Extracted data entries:

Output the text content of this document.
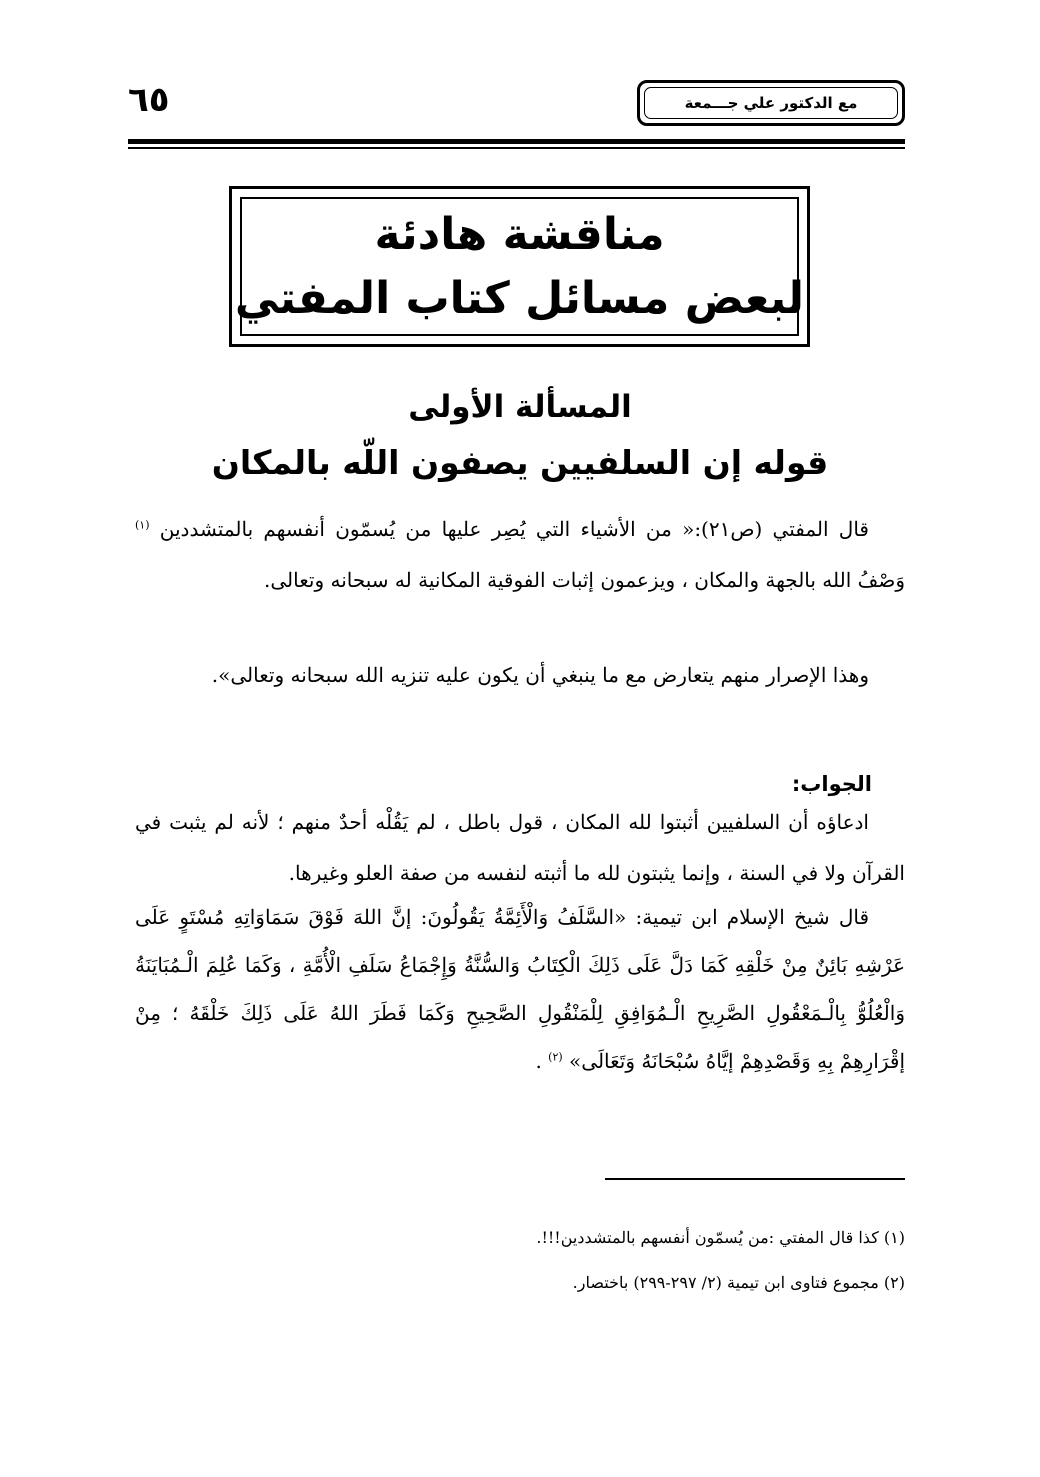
مع الدكتور علي جـــمعة
٦٥
مناقشة هادئة
لبعض مسائل كتاب المفتي
المسألة الأولى
قوله إن السلفيين يصفون اللّه بالمكان
قال المفتي (ص٢١):« من الأشياء التي يُصِر عليها من يُسمّون أنفسهم بالمتشددين $^{(١)}$ وَصْفُ الله بالجهة والمكان ، ويزعمون إثبات الفوقية المكانية له سبحانه وتعالى.
وهذا الإصرار منهم يتعارض مع ما ينبغي أن يكون عليه تنزيه الله سبحانه وتعالى».
الجواب:
ادعاؤه أن السلفيين أثبتوا لله المكان ، قول باطل ، لم يَقُلْه أحدٌ منهم ؛ لأنه لم يثبت في القرآن ولا في السنة ، وإنما يثبتون لله ما أثبته لنفسه من صفة العلو وغيرها.
قال شيخ الإسلام ابن تيمية: «السَّلَفُ وَالْأَئِمَّةُ يَقُولُونَ: إنَّ اللهَ فَوْقَ سَمَاوَاتِهِ مُسْتَوٍ عَلَى عَرْشِهِ بَائِنٌ مِنْ خَلْقِهِ كَمَا دَلَّ عَلَى ذَلِكَ الْكِتَابُ وَالسُّنَّةُ وَإِجْمَاعُ سَلَفِ الْأُمَّةِ ، وَكَمَا عُلِمَ الْـمُبَايَنَةُ وَالْعُلُوُّ بِالْـمَعْقُولِ الصَّرِيحِ الْـمُوَافِقِ لِلْمَنْقُولِ الصَّحِيحِ وَكَمَا فَطَرَ اللهُ عَلَى ذَلِكَ خَلْقَهُ ؛ مِنْ إقْرَارِهِمْ بِهِ وَقَصْدِهِمْ إيَّاهُ سُبْحَانَهُ وَتَعَالَى» $^{(٢)}$ .
(١) كذا قال المفتي :من يُسمّون أنفسهم بالمتشددين!!!.
(٢) مجموع فتاوى ابن تيمية (٢/ ٢٩٧-٢٩٩) باختصار.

What this task involves: Pictures are excluded; copy every other part of the records exactly.

Final answer:
Output the text content of this document.
مع الدكتور علي جـــمعة
٦٥
مناقشة هادئة
لبعض مسائل كتاب المفتي
المسألة الأولى
قوله إن السلفيين يصفون اللّه بالمكان
قال المفتي (ص٢١):« من الأشياء التي يُصِر عليها من يُسمّون أنفسهم بالمتشددين $^{(١)}$ وَصْفُ الله بالجهة والمكان ، ويزعمون إثبات الفوقية المكانية له سبحانه وتعالى.
وهذا الإصرار منهم يتعارض مع ما ينبغي أن يكون عليه تنزيه الله سبحانه وتعالى».
الجواب:
ادعاؤه أن السلفيين أثبتوا لله المكان ، قول باطل ، لم يَقُلْه أحدٌ منهم ؛ لأنه لم يثبت في القرآن ولا في السنة ، وإنما يثبتون لله ما أثبته لنفسه من صفة العلو وغيرها.
قال شيخ الإسلام ابن تيمية: «السَّلَفُ وَالْأَئِمَّةُ يَقُولُونَ: إنَّ اللهَ فَوْقَ سَمَاوَاتِهِ مُسْتَوٍ عَلَى عَرْشِهِ بَائِنٌ مِنْ خَلْقِهِ كَمَا دَلَّ عَلَى ذَلِكَ الْكِتَابُ وَالسُّنَّةُ وَإِجْمَاعُ سَلَفِ الْأُمَّةِ ، وَكَمَا عُلِمَ الْـمُبَايَنَةُ وَالْعُلُوُّ بِالْـمَعْقُولِ الصَّرِيحِ الْـمُوَافِقِ لِلْمَنْقُولِ الصَّحِيحِ وَكَمَا فَطَرَ اللهُ عَلَى ذَلِكَ خَلْقَهُ ؛ مِنْ إقْرَارِهِمْ بِهِ وَقَصْدِهِمْ إيَّاهُ سُبْحَانَهُ وَتَعَالَى» $^{(٢)}$ .
(١) كذا قال المفتي :من يُسمّون أنفسهم بالمتشددين!!!.
(٢) مجموع فتاوى ابن تيمية (٢/ ٢٩٧-٢٩٩) باختصار.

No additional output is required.